### DATA PROVIDED

-------------------------

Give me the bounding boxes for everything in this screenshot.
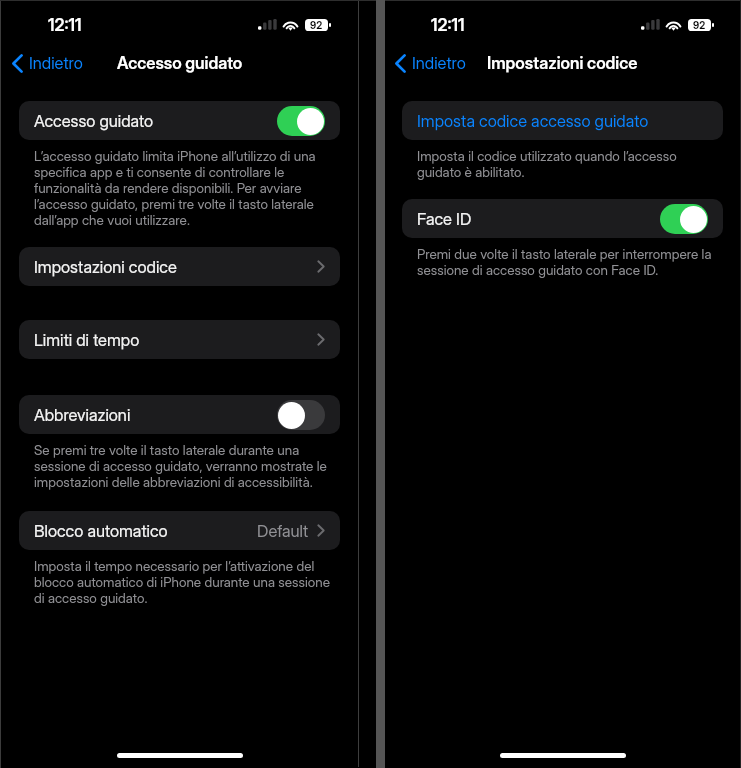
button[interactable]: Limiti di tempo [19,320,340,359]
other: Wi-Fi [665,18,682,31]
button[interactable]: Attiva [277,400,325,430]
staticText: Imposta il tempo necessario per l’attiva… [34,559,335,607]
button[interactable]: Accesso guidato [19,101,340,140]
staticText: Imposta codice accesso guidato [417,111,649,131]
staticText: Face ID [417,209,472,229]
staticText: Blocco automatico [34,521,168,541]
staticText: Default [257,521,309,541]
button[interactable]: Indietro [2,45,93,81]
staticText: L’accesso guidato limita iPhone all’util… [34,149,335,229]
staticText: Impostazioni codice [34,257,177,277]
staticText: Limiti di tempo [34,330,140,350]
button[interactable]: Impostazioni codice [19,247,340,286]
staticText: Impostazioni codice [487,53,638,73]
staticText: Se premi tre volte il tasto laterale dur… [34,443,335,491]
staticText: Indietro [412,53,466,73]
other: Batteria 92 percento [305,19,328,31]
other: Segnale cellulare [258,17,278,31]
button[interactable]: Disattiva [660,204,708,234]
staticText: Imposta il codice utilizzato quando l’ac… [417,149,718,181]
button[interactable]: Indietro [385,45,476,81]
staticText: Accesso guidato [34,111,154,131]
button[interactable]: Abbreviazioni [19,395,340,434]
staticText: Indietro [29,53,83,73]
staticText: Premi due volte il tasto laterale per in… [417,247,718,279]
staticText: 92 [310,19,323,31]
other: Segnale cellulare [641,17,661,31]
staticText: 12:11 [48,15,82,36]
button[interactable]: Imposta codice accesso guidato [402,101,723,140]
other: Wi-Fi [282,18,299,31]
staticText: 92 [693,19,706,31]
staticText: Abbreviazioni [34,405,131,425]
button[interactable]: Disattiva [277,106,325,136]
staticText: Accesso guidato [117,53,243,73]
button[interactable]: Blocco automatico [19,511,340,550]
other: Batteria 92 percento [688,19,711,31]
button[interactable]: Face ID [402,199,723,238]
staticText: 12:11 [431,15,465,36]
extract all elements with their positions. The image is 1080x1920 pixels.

-------------------------

### TASK STATEMENT
Format the lines of the listing above as a Markdown table, from the line with "button[interactable]: Limiti di" up to and including the line with "staticText: Default [257,521,309,541]". Use the columns Row and Line, number each row, and skip any blank lines.

### SOLUTION FOR THIS EXERCISE
| Row | Line |
|---|---|
| 1 | button[interactable]: Limiti di tempo [19,320,340,359] |
| 2 | other: Wi-Fi [665,18,682,31] |
| 3 | button[interactable]: Attiva [277,400,325,430] |
| 4 | staticText: Imposta il tempo necessario per l’attiva… [34,559,335,607] |
| 5 | button[interactable]: Accesso guidato [19,101,340,140] |
| 6 | staticText: Imposta codice accesso guidato [417,111,649,131] |
| 7 | staticText: Face ID [417,209,472,229] |
| 8 | staticText: Blocco automatico [34,521,168,541] |
| 9 | staticText: Default [257,521,309,541] |